* Information shown *
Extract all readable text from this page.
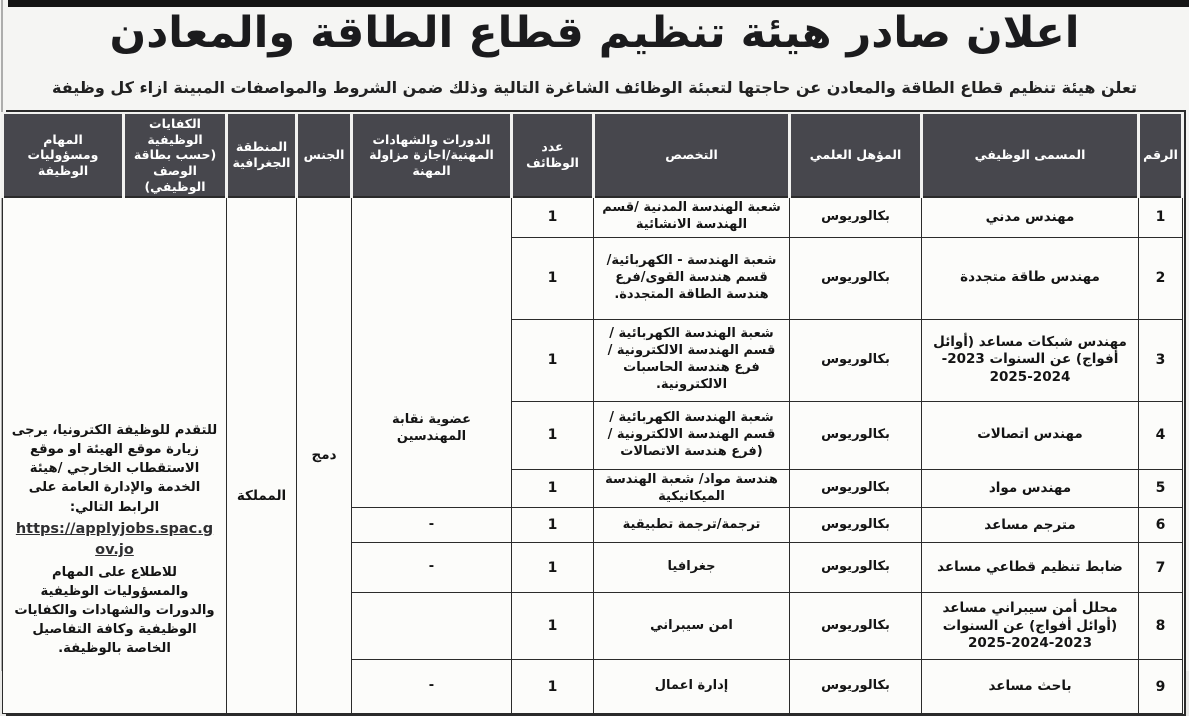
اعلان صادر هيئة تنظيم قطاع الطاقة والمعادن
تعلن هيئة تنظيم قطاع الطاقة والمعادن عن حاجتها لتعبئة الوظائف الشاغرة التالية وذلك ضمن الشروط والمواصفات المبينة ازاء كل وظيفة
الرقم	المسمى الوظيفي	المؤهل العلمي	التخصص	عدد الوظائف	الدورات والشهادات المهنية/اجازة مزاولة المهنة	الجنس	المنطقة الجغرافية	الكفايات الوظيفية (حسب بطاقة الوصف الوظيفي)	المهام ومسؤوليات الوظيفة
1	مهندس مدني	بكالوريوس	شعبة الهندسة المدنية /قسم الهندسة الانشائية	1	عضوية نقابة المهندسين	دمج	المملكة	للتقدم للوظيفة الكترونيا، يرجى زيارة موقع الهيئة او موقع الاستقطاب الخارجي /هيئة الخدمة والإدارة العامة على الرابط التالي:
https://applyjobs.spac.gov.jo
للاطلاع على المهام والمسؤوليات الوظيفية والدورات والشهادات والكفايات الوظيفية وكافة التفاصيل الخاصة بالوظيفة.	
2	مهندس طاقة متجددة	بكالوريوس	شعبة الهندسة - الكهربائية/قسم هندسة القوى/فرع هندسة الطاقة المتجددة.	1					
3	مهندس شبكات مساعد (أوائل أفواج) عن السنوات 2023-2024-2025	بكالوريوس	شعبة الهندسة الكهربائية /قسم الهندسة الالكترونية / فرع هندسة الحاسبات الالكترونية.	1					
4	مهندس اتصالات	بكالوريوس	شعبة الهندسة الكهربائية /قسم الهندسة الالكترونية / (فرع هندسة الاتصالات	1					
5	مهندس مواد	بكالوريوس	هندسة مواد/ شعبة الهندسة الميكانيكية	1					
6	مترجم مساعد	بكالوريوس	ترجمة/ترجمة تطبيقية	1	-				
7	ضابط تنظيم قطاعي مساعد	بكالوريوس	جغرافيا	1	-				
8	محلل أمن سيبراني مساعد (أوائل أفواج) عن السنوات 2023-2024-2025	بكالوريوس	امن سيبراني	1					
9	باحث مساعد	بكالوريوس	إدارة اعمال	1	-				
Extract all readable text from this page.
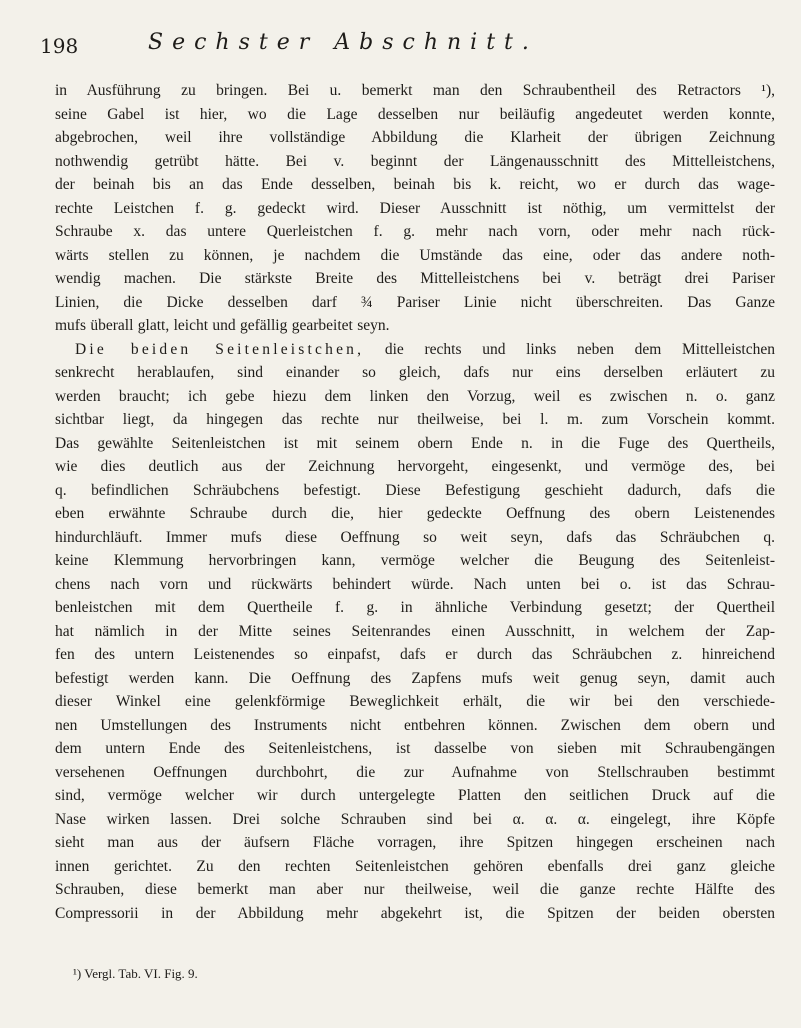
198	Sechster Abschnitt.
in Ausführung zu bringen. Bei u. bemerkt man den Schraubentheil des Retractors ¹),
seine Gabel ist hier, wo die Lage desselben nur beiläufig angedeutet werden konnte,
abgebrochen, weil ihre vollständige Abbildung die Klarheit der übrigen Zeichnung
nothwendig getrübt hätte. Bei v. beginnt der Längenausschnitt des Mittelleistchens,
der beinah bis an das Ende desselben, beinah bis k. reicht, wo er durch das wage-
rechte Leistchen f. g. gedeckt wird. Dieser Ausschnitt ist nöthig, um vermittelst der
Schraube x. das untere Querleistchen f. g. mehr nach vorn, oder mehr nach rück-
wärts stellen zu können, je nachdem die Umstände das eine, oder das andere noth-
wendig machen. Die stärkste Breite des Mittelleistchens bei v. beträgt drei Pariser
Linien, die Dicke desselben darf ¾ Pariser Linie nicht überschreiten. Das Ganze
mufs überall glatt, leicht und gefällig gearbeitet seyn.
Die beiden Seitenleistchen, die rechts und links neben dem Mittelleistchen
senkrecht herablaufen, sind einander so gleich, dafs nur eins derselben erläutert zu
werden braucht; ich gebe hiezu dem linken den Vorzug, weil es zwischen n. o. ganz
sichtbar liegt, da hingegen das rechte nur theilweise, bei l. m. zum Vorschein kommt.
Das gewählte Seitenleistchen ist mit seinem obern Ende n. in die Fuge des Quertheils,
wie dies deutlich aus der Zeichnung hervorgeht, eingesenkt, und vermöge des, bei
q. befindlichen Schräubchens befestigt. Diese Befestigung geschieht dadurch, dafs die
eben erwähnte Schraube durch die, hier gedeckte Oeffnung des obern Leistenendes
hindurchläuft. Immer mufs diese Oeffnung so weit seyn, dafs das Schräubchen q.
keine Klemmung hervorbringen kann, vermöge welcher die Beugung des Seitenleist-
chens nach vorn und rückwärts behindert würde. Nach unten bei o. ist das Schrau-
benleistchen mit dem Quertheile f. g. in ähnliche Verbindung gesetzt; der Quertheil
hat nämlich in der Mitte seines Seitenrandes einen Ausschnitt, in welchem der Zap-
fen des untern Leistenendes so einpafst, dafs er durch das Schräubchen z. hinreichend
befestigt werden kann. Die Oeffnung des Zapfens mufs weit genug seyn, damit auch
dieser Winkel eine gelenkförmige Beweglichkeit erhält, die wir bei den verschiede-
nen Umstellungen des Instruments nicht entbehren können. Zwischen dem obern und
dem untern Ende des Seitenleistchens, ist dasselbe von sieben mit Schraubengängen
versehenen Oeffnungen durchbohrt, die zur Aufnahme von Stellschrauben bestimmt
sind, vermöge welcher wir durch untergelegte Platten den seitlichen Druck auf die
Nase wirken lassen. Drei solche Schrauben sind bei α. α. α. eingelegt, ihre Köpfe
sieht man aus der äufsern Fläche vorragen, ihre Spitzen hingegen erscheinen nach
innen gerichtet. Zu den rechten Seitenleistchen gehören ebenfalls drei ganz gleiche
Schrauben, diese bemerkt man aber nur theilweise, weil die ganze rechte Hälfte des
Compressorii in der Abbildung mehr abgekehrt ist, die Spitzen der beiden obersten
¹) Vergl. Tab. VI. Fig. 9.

* Problem *
State the number of lines in the preceding entries that include the word "Abbildung". Provide nothing else.

* Task output *
2